Data tied to figure images:
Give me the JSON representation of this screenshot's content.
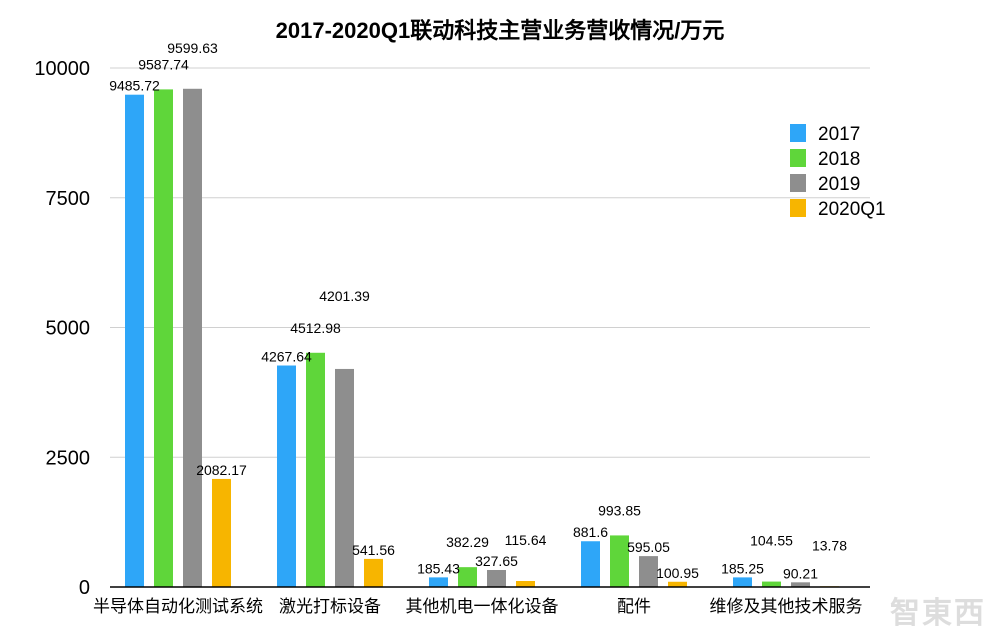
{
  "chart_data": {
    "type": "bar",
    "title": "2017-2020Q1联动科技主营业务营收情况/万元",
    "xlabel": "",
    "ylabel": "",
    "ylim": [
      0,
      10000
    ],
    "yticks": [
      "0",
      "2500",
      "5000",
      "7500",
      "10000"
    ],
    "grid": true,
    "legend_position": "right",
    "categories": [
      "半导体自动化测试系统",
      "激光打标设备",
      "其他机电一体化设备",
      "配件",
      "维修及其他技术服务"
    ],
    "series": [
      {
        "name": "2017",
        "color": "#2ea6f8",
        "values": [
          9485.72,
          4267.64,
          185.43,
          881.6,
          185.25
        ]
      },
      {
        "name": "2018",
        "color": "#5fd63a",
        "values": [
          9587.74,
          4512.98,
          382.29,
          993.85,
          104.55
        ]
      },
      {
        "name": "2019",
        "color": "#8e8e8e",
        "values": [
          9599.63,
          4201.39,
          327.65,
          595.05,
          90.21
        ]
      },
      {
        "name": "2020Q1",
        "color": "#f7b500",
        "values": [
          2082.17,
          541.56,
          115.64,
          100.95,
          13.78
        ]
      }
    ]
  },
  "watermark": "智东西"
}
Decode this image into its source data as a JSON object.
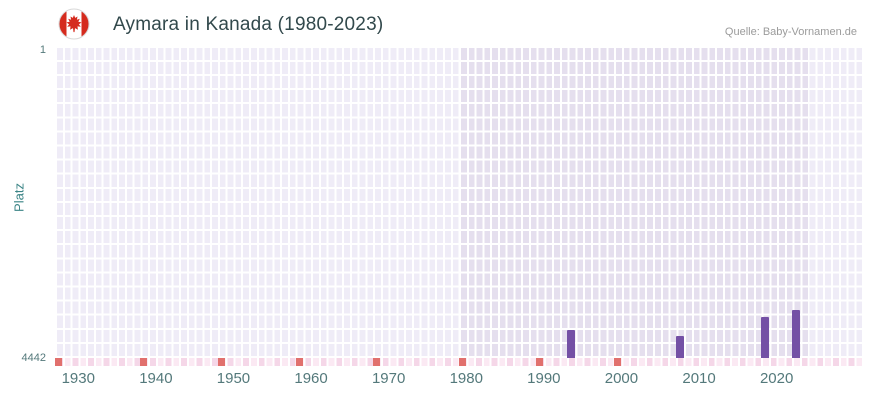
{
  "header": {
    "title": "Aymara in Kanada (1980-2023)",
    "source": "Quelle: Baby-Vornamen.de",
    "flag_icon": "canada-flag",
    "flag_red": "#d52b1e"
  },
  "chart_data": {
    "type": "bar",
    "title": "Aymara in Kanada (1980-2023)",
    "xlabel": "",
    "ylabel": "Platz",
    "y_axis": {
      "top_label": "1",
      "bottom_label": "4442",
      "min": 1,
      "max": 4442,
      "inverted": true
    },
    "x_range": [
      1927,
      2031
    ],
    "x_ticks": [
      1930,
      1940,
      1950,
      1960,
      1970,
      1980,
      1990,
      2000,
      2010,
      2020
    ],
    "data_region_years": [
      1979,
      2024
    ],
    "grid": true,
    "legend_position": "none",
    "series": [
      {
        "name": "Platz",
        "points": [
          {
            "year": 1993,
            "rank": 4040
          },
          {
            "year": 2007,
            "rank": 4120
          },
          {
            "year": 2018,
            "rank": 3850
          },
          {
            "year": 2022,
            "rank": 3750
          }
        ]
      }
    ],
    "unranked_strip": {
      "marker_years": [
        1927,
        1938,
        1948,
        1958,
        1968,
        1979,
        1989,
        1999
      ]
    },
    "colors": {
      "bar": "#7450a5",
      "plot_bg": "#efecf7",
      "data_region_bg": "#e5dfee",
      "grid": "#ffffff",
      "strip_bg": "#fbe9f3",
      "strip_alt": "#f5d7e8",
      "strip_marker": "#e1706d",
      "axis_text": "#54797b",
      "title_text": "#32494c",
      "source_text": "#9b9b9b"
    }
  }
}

▶ _SET EXERCISE_
Omit every image. Quote each record exactly.

▶ _WRITTEN RESPONSE_
Give me the JSON representation of this screenshot's content.
{
  "chart_data": {
    "type": "bar",
    "title": "2017-2020Q1联动科技主营业务营收情况/万元",
    "xlabel": "",
    "ylabel": "",
    "ylim": [
      0,
      10000
    ],
    "yticks": [
      "0",
      "2500",
      "5000",
      "7500",
      "10000"
    ],
    "grid": true,
    "legend_position": "right",
    "categories": [
      "半导体自动化测试系统",
      "激光打标设备",
      "其他机电一体化设备",
      "配件",
      "维修及其他技术服务"
    ],
    "series": [
      {
        "name": "2017",
        "color": "#2ea6f8",
        "values": [
          9485.72,
          4267.64,
          185.43,
          881.6,
          185.25
        ]
      },
      {
        "name": "2018",
        "color": "#5fd63a",
        "values": [
          9587.74,
          4512.98,
          382.29,
          993.85,
          104.55
        ]
      },
      {
        "name": "2019",
        "color": "#8e8e8e",
        "values": [
          9599.63,
          4201.39,
          327.65,
          595.05,
          90.21
        ]
      },
      {
        "name": "2020Q1",
        "color": "#f7b500",
        "values": [
          2082.17,
          541.56,
          115.64,
          100.95,
          13.78
        ]
      }
    ]
  },
  "watermark": "智东西"
}
Decode this image into its source data as a JSON object.
{
  "header": {
    "title": "Aymara in Kanada (1980-2023)",
    "source": "Quelle: Baby-Vornamen.de",
    "flag_icon": "canada-flag",
    "flag_red": "#d52b1e"
  },
  "chart_data": {
    "type": "bar",
    "title": "Aymara in Kanada (1980-2023)",
    "xlabel": "",
    "ylabel": "Platz",
    "y_axis": {
      "top_label": "1",
      "bottom_label": "4442",
      "min": 1,
      "max": 4442,
      "inverted": true
    },
    "x_range": [
      1927,
      2031
    ],
    "x_ticks": [
      1930,
      1940,
      1950,
      1960,
      1970,
      1980,
      1990,
      2000,
      2010,
      2020
    ],
    "data_region_years": [
      1979,
      2024
    ],
    "grid": true,
    "legend_position": "none",
    "series": [
      {
        "name": "Platz",
        "points": [
          {
            "year": 1993,
            "rank": 4040
          },
          {
            "year": 2007,
            "rank": 4120
          },
          {
            "year": 2018,
            "rank": 3850
          },
          {
            "year": 2022,
            "rank": 3750
          }
        ]
      }
    ],
    "unranked_strip": {
      "marker_years": [
        1927,
        1938,
        1948,
        1958,
        1968,
        1979,
        1989,
        1999
      ]
    },
    "colors": {
      "bar": "#7450a5",
      "plot_bg": "#efecf7",
      "data_region_bg": "#e5dfee",
      "grid": "#ffffff",
      "strip_bg": "#fbe9f3",
      "strip_alt": "#f5d7e8",
      "strip_marker": "#e1706d",
      "axis_text": "#54797b",
      "title_text": "#32494c",
      "source_text": "#9b9b9b"
    }
  }
}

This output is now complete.